* EXERCISE PROMPT *
Copy down every line where the string "использовании" shows up.

* EXCERPTED RECORDS *

---+---

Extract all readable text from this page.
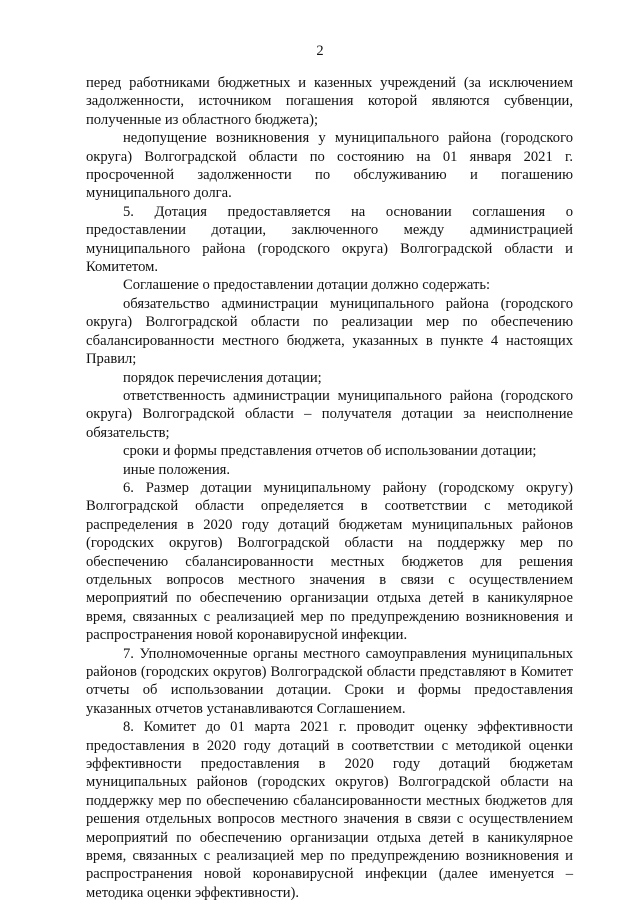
2

перед работниками бюджетных и казенных учреждений (за исключением задолженности, источником погашения которой являются субвенции, полученные из областного бюджета);

недопущение возникновения у муниципального района (городского округа) Волгоградской области по состоянию на 01 января 2021 г. просроченной задолженности по обслуживанию и погашению муниципального долга.

5. Дотация предоставляется на основании соглашения о предоставлении дотации, заключенного между администрацией муниципального района (городского округа) Волгоградской области и Комитетом.

Соглашение о предоставлении дотации должно содержать:

обязательство администрации муниципального района (городского округа) Волгоградской области по реализации мер по обеспечению сбалансированности местного бюджета, указанных в пункте 4 настоящих Правил;

порядок перечисления дотации;

ответственность администрации муниципального района (городского округа) Волгоградской области – получателя дотации за неисполнение обязательств;

сроки и формы представления отчетов об использовании дотации;

иные положения.

6. Размер дотации муниципальному району (городскому округу) Волгоградской области определяется в соответствии с методикой распределения в 2020 году дотаций бюджетам муниципальных районов (городских округов) Волгоградской области на поддержку мер по обеспечению сбалансированности местных бюджетов для решения отдельных вопросов местного значения в связи с осуществлением мероприятий по обеспечению организации отдыха детей в каникулярное время, связанных с реализацией мер по предупреждению возникновения и распространения новой коронавирусной инфекции.

7. Уполномоченные органы местного самоуправления муниципальных районов (городских округов) Волгоградской области представляют в Комитет отчеты об использовании дотации. Сроки и формы предоставления указанных отчетов устанавливаются Соглашением.

8. Комитет до 01 марта 2021 г. проводит оценку эффективности предоставления в 2020 году дотаций в соответствии с методикой оценки эффективности предоставления в 2020 году дотаций бюджетам муниципальных районов (городских округов) Волгоградской области на поддержку мер по обеспечению сбалансированности местных бюджетов для решения отдельных вопросов местного значения в связи с осуществлением мероприятий по обеспечению организации отдыха детей в каникулярное время, связанных с реализацией мер по предупреждению возникновения и распространения новой коронавирусной инфекции (далее именуется – методика оценки эффективности).
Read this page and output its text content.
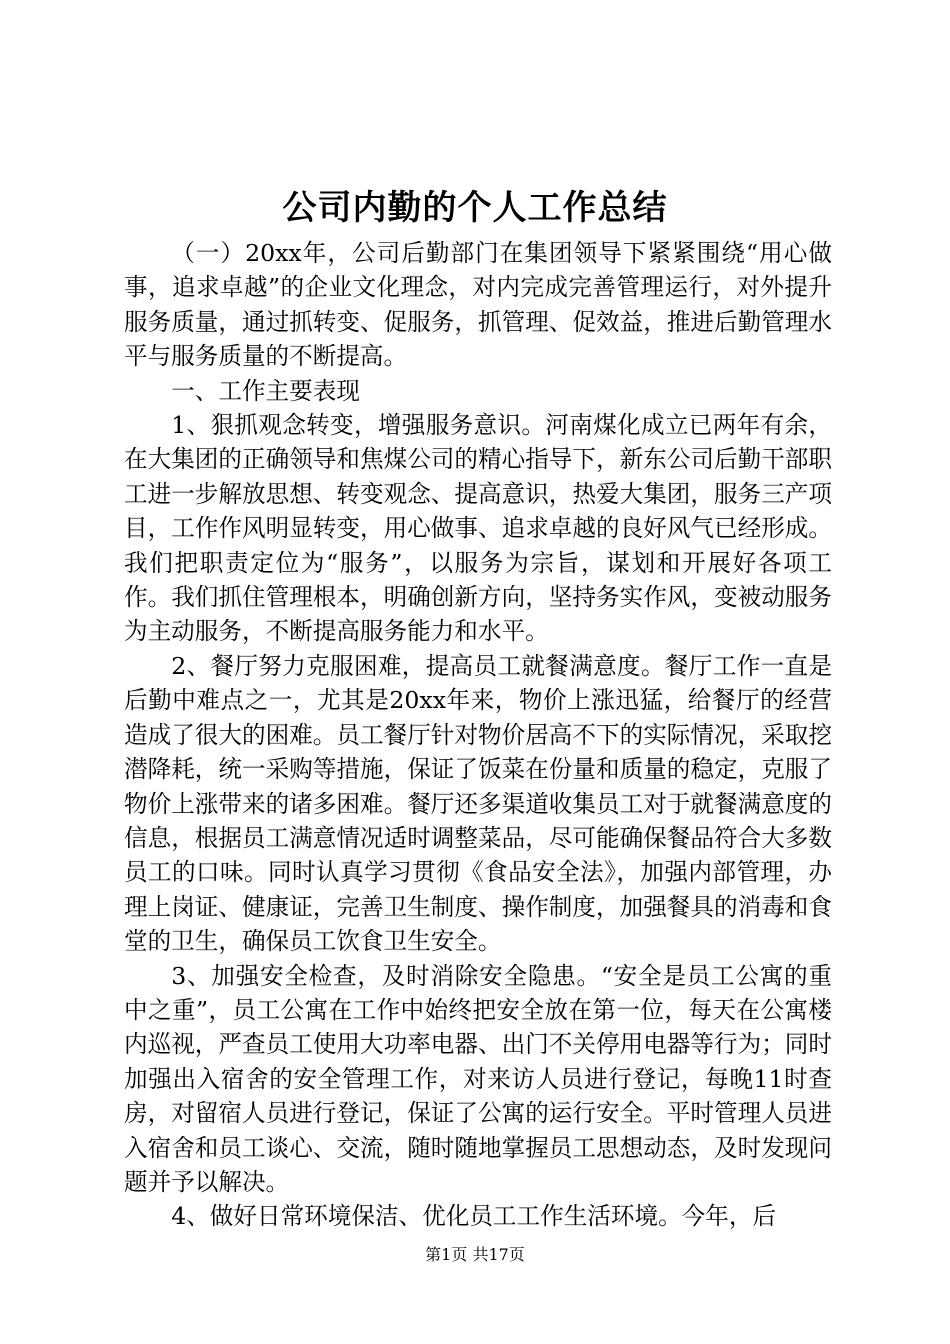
公司内勤的个人工作总结

（一）20xx年，公司后勤部门在集团领导下紧紧围绕“用心做事，追求卓越”的企业文化理念，对内完成完善管理运行，对外提升服务质量，通过抓转变、促服务，抓管理、促效益，推进后勤管理水平与服务质量的不断提高。

一、工作主要表现

1、狠抓观念转变，增强服务意识。河南煤化成立已两年有余，在大集团的正确领导和焦煤公司的精心指导下，新东公司后勤干部职工进一步解放思想、转变观念、提高意识，热爱大集团，服务三产项目，工作作风明显转变，用心做事、追求卓越的良好风气已经形成。我们把职责定位为“服务”，以服务为宗旨，谋划和开展好各项工作。我们抓住管理根本，明确创新方向，坚持务实作风，变被动服务为主动服务，不断提高服务能力和水平。

2、餐厅努力克服困难，提高员工就餐满意度。餐厅工作一直是后勤中难点之一，尤其是20xx年来，物价上涨迅猛，给餐厅的经营造成了很大的困难。员工餐厅针对物价居高不下的实际情况，采取挖潜降耗，统一采购等措施，保证了饭菜在份量和质量的稳定，克服了物价上涨带来的诸多困难。餐厅还多渠道收集员工对于就餐满意度的信息，根据员工满意情况适时调整菜品，尽可能确保餐品符合大多数员工的口味。同时认真学习贯彻《食品安全法》，加强内部管理，办理上岗证、健康证，完善卫生制度、操作制度，加强餐具的消毒和食堂的卫生，确保员工饮食卫生安全。

3、加强安全检查，及时消除安全隐患。“安全是员工公寓的重中之重”，员工公寓在工作中始终把安全放在第一位，每天在公寓楼内巡视，严查员工使用大功率电器、出门不关停用电器等行为；同时加强出入宿舍的安全管理工作，对来访人员进行登记，每晚11时查房，对留宿人员进行登记，保证了公寓的运行安全。平时管理人员进入宿舍和员工谈心、交流，随时随地掌握员工思想动态，及时发现问题并予以解决。

4、做好日常环境保洁、优化员工工作生活环境。今年，后

第1页 共17页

---+---

* PROBLEM SOLUTION *
сроки и формы представления отчетов об использовании дотации;
7. Уполномоченные органы местного самоуправления муниципальных районов (городских округов) Волгоградской области представляют в Комитет отчеты об использовании дотации. Сроки и формы предоставления указанных отчетов устанавливаются Соглашением.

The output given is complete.